**WORK TO COMPLETE**
Copy each line of the data that has "maintaining" in it.

**MATERIAL PROVIDED**
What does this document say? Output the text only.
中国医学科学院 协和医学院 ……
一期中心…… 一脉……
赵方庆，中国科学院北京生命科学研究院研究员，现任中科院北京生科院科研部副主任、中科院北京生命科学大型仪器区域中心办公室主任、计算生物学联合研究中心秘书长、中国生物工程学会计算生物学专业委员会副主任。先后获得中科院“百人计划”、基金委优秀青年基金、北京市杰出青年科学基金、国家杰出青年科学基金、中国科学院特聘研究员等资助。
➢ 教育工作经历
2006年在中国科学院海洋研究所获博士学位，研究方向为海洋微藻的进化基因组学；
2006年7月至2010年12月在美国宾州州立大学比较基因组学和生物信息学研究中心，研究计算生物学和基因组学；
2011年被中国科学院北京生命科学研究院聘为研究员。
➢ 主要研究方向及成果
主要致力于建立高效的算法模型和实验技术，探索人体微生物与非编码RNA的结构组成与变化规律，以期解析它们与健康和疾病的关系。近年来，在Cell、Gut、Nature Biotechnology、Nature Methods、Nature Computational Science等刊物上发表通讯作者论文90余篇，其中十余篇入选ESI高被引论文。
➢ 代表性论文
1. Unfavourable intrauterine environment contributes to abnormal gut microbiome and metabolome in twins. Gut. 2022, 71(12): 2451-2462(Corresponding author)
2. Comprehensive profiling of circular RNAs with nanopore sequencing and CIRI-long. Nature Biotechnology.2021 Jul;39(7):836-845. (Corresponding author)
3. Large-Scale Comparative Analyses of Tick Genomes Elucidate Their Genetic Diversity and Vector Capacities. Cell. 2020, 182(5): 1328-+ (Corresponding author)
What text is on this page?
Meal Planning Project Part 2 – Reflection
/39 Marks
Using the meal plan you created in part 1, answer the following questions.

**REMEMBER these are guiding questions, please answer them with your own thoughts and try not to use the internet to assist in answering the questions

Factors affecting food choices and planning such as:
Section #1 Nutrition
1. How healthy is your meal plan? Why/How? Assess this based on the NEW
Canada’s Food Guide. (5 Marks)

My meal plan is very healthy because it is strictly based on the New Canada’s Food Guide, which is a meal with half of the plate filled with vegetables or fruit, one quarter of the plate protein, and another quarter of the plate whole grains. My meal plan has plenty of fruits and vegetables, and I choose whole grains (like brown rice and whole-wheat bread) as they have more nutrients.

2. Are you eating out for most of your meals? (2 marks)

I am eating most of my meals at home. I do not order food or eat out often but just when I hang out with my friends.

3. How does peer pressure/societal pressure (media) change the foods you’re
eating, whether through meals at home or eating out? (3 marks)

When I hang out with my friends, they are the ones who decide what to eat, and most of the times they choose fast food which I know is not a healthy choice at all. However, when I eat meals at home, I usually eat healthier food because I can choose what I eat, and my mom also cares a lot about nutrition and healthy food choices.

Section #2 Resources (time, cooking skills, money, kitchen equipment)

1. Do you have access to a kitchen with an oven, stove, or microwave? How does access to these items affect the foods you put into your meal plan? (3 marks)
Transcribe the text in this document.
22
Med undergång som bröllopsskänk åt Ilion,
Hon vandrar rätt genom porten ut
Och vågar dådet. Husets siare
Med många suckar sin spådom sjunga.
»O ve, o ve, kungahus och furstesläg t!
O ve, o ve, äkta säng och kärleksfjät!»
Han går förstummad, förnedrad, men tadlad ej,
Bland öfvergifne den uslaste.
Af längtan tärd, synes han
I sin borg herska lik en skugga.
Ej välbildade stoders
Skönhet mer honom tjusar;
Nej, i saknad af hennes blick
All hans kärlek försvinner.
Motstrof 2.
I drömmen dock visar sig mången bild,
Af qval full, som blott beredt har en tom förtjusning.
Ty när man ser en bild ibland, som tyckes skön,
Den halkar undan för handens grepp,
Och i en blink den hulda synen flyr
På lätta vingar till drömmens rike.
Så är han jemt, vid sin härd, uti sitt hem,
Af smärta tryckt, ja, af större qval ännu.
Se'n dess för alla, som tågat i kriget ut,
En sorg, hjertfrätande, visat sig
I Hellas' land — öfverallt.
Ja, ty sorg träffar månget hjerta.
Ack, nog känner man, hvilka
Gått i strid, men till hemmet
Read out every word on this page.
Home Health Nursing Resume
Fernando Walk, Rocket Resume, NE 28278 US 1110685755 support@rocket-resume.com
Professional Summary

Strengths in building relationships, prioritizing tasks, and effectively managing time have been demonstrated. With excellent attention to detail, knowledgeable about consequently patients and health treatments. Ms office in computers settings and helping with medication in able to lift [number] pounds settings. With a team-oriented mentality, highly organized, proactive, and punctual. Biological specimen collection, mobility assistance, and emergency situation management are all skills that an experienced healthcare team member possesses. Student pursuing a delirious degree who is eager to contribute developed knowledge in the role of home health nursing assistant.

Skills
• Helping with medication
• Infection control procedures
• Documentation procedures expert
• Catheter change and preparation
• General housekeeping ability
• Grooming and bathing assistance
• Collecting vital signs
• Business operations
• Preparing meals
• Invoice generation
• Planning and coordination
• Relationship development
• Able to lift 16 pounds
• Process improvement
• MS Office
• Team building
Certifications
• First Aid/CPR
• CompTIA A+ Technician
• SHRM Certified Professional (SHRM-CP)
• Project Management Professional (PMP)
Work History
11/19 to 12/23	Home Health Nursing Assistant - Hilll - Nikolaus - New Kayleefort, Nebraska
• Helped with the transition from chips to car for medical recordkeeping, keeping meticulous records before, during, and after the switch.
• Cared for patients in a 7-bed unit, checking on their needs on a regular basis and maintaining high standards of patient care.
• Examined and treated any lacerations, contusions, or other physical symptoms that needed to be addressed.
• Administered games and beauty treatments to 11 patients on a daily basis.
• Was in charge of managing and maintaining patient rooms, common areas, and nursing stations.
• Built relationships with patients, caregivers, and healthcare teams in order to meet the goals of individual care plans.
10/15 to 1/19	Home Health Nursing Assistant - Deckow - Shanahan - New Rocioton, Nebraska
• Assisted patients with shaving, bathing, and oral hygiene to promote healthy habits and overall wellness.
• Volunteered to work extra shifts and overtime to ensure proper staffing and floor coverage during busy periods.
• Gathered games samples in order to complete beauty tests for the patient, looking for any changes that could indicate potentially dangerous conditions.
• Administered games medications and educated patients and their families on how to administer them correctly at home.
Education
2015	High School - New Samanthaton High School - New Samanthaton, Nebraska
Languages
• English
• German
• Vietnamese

**ANSWER AREA**
• Cared for patients in a 7-bed unit, checking on their needs on a regular basis and maintaining high standards of patient care.
• Was in charge of managing and maintaining patient rooms, common areas, and nursing stations.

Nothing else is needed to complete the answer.